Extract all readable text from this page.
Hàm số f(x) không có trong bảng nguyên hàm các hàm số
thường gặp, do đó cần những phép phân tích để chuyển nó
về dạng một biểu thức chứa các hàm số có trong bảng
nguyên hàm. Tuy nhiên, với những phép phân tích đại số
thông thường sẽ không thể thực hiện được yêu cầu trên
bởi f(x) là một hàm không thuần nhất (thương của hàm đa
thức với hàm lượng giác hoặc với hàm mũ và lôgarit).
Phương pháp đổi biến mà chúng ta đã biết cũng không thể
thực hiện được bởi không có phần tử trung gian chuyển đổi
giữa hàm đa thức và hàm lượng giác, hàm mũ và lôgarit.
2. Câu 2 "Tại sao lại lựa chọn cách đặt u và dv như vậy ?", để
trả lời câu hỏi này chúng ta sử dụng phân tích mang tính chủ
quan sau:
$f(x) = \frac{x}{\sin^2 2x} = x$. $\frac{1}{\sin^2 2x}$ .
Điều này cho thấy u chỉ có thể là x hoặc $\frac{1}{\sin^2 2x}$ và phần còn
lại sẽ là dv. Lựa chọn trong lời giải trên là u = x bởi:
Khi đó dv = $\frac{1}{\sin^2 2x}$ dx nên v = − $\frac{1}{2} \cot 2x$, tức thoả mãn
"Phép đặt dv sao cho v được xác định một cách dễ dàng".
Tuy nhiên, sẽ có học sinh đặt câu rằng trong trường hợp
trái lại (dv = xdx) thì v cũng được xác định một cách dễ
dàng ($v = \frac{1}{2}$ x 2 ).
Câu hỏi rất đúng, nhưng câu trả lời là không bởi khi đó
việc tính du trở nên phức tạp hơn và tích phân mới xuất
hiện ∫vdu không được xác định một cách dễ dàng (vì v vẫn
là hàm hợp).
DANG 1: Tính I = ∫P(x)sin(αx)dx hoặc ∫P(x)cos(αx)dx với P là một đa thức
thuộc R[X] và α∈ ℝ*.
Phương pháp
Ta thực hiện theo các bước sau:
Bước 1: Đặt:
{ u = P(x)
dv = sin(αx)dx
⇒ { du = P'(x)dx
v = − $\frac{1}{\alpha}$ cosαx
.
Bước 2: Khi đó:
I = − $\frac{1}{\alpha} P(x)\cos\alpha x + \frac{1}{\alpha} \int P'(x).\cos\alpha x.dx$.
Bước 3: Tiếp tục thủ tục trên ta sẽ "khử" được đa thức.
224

## Stated goal
The lines above should be duplicated exactly.

## Solution to this task
Extract all readable text from this page.
Hàm số f(x) không có trong bảng nguyên hàm các hàm số
thường gặp, do đó cần những phép phân tích để chuyển nó
về dạng một biểu thức chứa các hàm số có trong bảng
nguyên hàm. Tuy nhiên, với những phép phân tích đại số
thông thường sẽ không thể thực hiện được yêu cầu trên
bởi f(x) là một hàm không thuần nhất (thương của hàm đa
thức với hàm lượng giác hoặc với hàm mũ và lôgarit).
Phương pháp đổi biến mà chúng ta đã biết cũng không thể
thực hiện được bởi không có phần tử trung gian chuyển đổi
giữa hàm đa thức và hàm lượng giác, hàm mũ và lôgarit.
2. Câu 2 "Tại sao lại lựa chọn cách đặt u và dv như vậy ?", để
trả lời câu hỏi này chúng ta sử dụng phân tích mang tính chủ
quan sau:
$f(x) = \frac{x}{\sin^2 2x} = x$. $\frac{1}{\sin^2 2x}$ .
Điều này cho thấy u chỉ có thể là x hoặc $\frac{1}{\sin^2 2x}$ và phần còn
lại sẽ là dv. Lựa chọn trong lời giải trên là u = x bởi:
Khi đó dv = $\frac{1}{\sin^2 2x}$ dx nên v = − $\frac{1}{2} \cot 2x$, tức thoả mãn
"Phép đặt dv sao cho v được xác định một cách dễ dàng".
Tuy nhiên, sẽ có học sinh đặt câu rằng trong trường hợp
trái lại (dv = xdx) thì v cũng được xác định một cách dễ
dàng ($v = \frac{1}{2}$ x 2 ).
Câu hỏi rất đúng, nhưng câu trả lời là không bởi khi đó
việc tính du trở nên phức tạp hơn và tích phân mới xuất
hiện ∫vdu không được xác định một cách dễ dàng (vì v vẫn
là hàm hợp).
DANG 1: Tính I = ∫P(x)sin(αx)dx hoặc ∫P(x)cos(αx)dx với P là một đa thức
thuộc R[X] và α∈ ℝ*.
Phương pháp
Ta thực hiện theo các bước sau:
Bước 1: Đặt:
{ u = P(x)
dv = sin(αx)dx
⇒ { du = P'(x)dx
v = − $\frac{1}{\alpha}$ cosαx
.
Bước 2: Khi đó:
I = − $\frac{1}{\alpha} P(x)\cos\alpha x + \frac{1}{\alpha} \int P'(x).\cos\alpha x.dx$.
Bước 3: Tiếp tục thủ tục trên ta sẽ "khử" được đa thức.
224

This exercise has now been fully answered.